Exercise prompt: Retype every line of the records below without changing anything.

Extracted information:
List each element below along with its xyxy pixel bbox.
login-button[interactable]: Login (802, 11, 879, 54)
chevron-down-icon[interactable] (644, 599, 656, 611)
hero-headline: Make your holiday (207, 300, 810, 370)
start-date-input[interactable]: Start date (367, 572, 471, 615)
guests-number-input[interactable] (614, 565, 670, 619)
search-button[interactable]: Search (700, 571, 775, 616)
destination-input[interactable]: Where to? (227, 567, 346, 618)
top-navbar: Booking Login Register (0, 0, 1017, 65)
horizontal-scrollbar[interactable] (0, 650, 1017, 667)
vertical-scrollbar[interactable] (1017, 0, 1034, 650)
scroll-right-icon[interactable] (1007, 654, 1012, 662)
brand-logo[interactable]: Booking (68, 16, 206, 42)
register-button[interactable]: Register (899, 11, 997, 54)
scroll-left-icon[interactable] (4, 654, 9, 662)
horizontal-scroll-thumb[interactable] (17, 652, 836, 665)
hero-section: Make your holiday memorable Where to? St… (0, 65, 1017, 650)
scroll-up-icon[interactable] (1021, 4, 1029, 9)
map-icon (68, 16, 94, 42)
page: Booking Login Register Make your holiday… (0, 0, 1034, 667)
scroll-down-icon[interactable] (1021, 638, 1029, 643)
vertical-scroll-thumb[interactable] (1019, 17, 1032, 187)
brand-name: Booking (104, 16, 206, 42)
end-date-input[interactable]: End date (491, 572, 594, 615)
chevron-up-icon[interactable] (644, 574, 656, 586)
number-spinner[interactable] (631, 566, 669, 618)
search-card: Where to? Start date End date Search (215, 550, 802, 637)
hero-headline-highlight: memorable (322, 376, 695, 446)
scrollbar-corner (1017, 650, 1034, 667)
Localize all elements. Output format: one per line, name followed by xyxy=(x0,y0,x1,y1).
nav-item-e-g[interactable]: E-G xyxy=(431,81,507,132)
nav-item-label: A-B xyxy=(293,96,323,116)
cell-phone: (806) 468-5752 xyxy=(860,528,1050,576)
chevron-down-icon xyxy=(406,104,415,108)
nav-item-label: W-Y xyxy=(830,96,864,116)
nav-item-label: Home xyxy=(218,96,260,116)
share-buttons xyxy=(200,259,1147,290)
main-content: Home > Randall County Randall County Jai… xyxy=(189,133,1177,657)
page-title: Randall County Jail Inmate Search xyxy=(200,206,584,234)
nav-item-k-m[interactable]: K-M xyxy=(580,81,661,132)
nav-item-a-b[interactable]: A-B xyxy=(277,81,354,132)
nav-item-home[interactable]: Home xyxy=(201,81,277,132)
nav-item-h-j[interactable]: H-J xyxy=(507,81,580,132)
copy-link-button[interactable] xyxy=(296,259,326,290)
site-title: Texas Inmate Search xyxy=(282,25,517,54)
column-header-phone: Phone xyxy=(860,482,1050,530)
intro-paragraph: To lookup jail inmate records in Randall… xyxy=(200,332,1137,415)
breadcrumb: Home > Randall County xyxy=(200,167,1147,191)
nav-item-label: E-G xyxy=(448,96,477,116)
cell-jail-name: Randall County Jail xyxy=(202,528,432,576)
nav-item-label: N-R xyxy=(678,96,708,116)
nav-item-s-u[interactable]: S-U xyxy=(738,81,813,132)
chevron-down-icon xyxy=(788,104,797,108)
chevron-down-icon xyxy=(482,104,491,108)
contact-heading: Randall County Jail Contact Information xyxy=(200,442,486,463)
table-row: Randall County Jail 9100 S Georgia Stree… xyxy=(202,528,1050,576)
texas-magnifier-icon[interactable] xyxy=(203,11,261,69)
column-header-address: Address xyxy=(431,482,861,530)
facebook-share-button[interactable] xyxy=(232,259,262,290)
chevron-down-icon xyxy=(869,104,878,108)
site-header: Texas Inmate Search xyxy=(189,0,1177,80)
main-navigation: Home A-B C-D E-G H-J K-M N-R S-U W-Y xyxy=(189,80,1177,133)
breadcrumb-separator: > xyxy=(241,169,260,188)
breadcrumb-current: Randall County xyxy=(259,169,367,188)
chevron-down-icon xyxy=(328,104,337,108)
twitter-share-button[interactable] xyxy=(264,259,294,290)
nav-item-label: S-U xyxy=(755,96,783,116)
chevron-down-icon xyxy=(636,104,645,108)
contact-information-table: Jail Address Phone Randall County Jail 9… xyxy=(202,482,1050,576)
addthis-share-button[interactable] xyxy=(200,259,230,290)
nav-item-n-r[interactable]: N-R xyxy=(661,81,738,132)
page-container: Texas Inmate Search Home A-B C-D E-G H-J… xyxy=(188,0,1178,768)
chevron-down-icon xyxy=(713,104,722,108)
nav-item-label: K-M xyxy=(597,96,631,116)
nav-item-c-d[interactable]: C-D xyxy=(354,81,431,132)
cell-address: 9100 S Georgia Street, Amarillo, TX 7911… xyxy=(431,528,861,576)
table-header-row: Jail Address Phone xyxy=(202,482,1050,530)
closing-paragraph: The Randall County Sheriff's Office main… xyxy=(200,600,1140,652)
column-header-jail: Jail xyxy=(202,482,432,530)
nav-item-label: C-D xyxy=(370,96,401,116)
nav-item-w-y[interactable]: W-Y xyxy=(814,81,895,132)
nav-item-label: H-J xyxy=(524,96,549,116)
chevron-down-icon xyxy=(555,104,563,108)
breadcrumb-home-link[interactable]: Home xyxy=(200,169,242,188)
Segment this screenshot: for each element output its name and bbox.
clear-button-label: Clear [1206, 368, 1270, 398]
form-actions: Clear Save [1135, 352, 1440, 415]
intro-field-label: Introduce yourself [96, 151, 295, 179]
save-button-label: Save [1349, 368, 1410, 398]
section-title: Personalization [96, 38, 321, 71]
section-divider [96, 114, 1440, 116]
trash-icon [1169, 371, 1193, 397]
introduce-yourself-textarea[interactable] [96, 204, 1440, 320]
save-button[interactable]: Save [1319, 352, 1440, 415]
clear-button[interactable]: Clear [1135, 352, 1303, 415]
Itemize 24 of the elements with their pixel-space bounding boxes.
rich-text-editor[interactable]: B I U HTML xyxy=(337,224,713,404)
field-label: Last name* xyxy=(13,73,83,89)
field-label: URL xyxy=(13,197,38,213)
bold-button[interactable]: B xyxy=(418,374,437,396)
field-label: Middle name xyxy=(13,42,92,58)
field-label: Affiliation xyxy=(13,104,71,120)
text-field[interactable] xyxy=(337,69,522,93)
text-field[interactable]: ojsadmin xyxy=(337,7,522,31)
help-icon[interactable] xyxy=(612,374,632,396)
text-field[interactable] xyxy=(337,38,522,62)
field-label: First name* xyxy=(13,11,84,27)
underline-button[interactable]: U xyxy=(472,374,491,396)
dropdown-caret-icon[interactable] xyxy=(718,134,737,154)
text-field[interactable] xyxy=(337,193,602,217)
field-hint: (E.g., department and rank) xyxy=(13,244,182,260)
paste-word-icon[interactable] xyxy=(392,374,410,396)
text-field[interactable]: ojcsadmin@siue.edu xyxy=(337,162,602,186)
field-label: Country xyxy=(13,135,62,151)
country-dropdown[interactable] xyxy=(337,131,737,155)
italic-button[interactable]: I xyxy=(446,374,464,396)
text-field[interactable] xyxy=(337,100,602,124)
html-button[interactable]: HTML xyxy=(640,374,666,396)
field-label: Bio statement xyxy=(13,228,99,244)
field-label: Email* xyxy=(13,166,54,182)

Output of the task:
List each element below along with its xyxy pixel bbox.
login-button[interactable]: Login (802, 11, 879, 54)
chevron-down-icon[interactable] (644, 599, 656, 611)
hero-headline: Make your holiday (207, 300, 810, 370)
start-date-input[interactable]: Start date (367, 572, 471, 615)
guests-number-input[interactable] (614, 565, 670, 619)
search-button[interactable]: Search (700, 571, 775, 616)
destination-input[interactable]: Where to? (227, 567, 346, 618)
top-navbar: Booking Login Register (0, 0, 1017, 65)
horizontal-scrollbar[interactable] (0, 650, 1017, 667)
vertical-scrollbar[interactable] (1017, 0, 1034, 650)
scroll-right-icon[interactable] (1007, 654, 1012, 662)
brand-logo[interactable]: Booking (68, 16, 206, 42)
register-button[interactable]: Register (899, 11, 997, 54)
scroll-left-icon[interactable] (4, 654, 9, 662)
horizontal-scroll-thumb[interactable] (17, 652, 836, 665)
hero-section: Make your holiday memorable Where to? St… (0, 65, 1017, 650)
scroll-up-icon[interactable] (1021, 4, 1029, 9)
map-icon (68, 16, 94, 42)
page: Booking Login Register Make your holiday… (0, 0, 1034, 667)
scroll-down-icon[interactable] (1021, 638, 1029, 643)
vertical-scroll-thumb[interactable] (1019, 17, 1032, 187)
brand-name: Booking (104, 16, 206, 42)
end-date-input[interactable]: End date (491, 572, 594, 615)
chevron-up-icon[interactable] (644, 574, 656, 586)
number-spinner[interactable] (631, 566, 669, 618)
search-card: Where to? Start date End date Search (215, 550, 802, 637)
hero-headline-highlight: memorable (322, 376, 695, 446)
scrollbar-corner (1017, 650, 1034, 667)
Localize all elements. Output format: one per line, name followed by xyxy=(x0,y0,x1,y1).
nav-item-e-g[interactable]: E-G xyxy=(431,81,507,132)
nav-item-label: A-B xyxy=(293,96,323,116)
cell-phone: (806) 468-5752 xyxy=(860,528,1050,576)
chevron-down-icon xyxy=(406,104,415,108)
nav-item-label: W-Y xyxy=(830,96,864,116)
nav-item-label: Home xyxy=(218,96,260,116)
share-buttons xyxy=(200,259,1147,290)
main-content: Home > Randall County Randall County Jai… xyxy=(189,133,1177,657)
page-title: Randall County Jail Inmate Search xyxy=(200,206,584,234)
nav-item-k-m[interactable]: K-M xyxy=(580,81,661,132)
nav-item-a-b[interactable]: A-B xyxy=(277,81,354,132)
nav-item-home[interactable]: Home xyxy=(201,81,277,132)
nav-item-h-j[interactable]: H-J xyxy=(507,81,580,132)
copy-link-button[interactable] xyxy=(296,259,326,290)
site-title: Texas Inmate Search xyxy=(282,25,517,54)
column-header-phone: Phone xyxy=(860,482,1050,530)
intro-paragraph: To lookup jail inmate records in Randall… xyxy=(200,332,1137,415)
breadcrumb: Home > Randall County xyxy=(200,167,1147,191)
nav-item-label: E-G xyxy=(448,96,477,116)
cell-jail-name: Randall County Jail xyxy=(202,528,432,576)
nav-item-label: N-R xyxy=(678,96,708,116)
nav-item-s-u[interactable]: S-U xyxy=(738,81,813,132)
chevron-down-icon xyxy=(788,104,797,108)
chevron-down-icon xyxy=(482,104,491,108)
contact-heading: Randall County Jail Contact Information xyxy=(200,442,486,463)
table-row: Randall County Jail 9100 S Georgia Stree… xyxy=(202,528,1050,576)
texas-magnifier-icon[interactable] xyxy=(203,11,261,69)
column-header-address: Address xyxy=(431,482,861,530)
facebook-share-button[interactable] xyxy=(232,259,262,290)
chevron-down-icon xyxy=(869,104,878,108)
site-header: Texas Inmate Search xyxy=(189,0,1177,80)
main-navigation: Home A-B C-D E-G H-J K-M N-R S-U W-Y xyxy=(189,80,1177,133)
breadcrumb-separator: > xyxy=(241,169,260,188)
breadcrumb-current: Randall County xyxy=(259,169,367,188)
chevron-down-icon xyxy=(328,104,337,108)
twitter-share-button[interactable] xyxy=(264,259,294,290)
nav-item-label: S-U xyxy=(755,96,783,116)
chevron-down-icon xyxy=(636,104,645,108)
contact-information-table: Jail Address Phone Randall County Jail 9… xyxy=(202,482,1050,576)
addthis-share-button[interactable] xyxy=(200,259,230,290)
nav-item-n-r[interactable]: N-R xyxy=(661,81,738,132)
page-container: Texas Inmate Search Home A-B C-D E-G H-J… xyxy=(188,0,1178,768)
chevron-down-icon xyxy=(713,104,722,108)
nav-item-label: K-M xyxy=(597,96,631,116)
nav-item-c-d[interactable]: C-D xyxy=(354,81,431,132)
cell-address: 9100 S Georgia Street, Amarillo, TX 7911… xyxy=(431,528,861,576)
table-header-row: Jail Address Phone xyxy=(202,482,1050,530)
closing-paragraph: The Randall County Sheriff's Office main… xyxy=(200,600,1140,652)
column-header-jail: Jail xyxy=(202,482,432,530)
nav-item-label: C-D xyxy=(370,96,401,116)
nav-item-w-y[interactable]: W-Y xyxy=(814,81,895,132)
nav-item-label: H-J xyxy=(524,96,549,116)
chevron-down-icon xyxy=(555,104,563,108)
breadcrumb-home-link[interactable]: Home xyxy=(200,169,242,188)
Segment this screenshot: for each element output its name and bbox.
clear-button-label: Clear [1206, 368, 1270, 398]
form-actions: Clear Save [1135, 352, 1440, 415]
intro-field-label: Introduce yourself [96, 151, 295, 179]
save-button-label: Save [1349, 368, 1410, 398]
section-title: Personalization [96, 38, 321, 71]
section-divider [96, 114, 1440, 116]
trash-icon [1169, 371, 1193, 397]
introduce-yourself-textarea[interactable] [96, 204, 1440, 320]
save-button[interactable]: Save [1319, 352, 1440, 415]
clear-button[interactable]: Clear [1135, 352, 1303, 415]
Itemize 24 of the elements with their pixel-space bounding boxes.
rich-text-editor[interactable]: B I U HTML xyxy=(337,224,713,404)
field-label: Last name* xyxy=(13,73,83,89)
field-label: URL xyxy=(13,197,38,213)
bold-button[interactable]: B xyxy=(418,374,437,396)
field-label: Middle name xyxy=(13,42,92,58)
field-label: Affiliation xyxy=(13,104,71,120)
text-field[interactable] xyxy=(337,69,522,93)
text-field[interactable]: ojsadmin xyxy=(337,7,522,31)
help-icon[interactable] xyxy=(612,374,632,396)
text-field[interactable] xyxy=(337,38,522,62)
field-label: First name* xyxy=(13,11,84,27)
underline-button[interactable]: U xyxy=(472,374,491,396)
dropdown-caret-icon[interactable] xyxy=(718,134,737,154)
text-field[interactable] xyxy=(337,193,602,217)
field-hint: (E.g., department and rank) xyxy=(13,244,182,260)
paste-word-icon[interactable] xyxy=(392,374,410,396)
text-field[interactable]: ojcsadmin@siue.edu xyxy=(337,162,602,186)
field-label: Country xyxy=(13,135,62,151)
country-dropdown[interactable] xyxy=(337,131,737,155)
italic-button[interactable]: I xyxy=(446,374,464,396)
text-field[interactable] xyxy=(337,100,602,124)
html-button[interactable]: HTML xyxy=(640,374,666,396)
field-label: Bio statement xyxy=(13,228,99,244)
field-label: Email* xyxy=(13,166,54,182)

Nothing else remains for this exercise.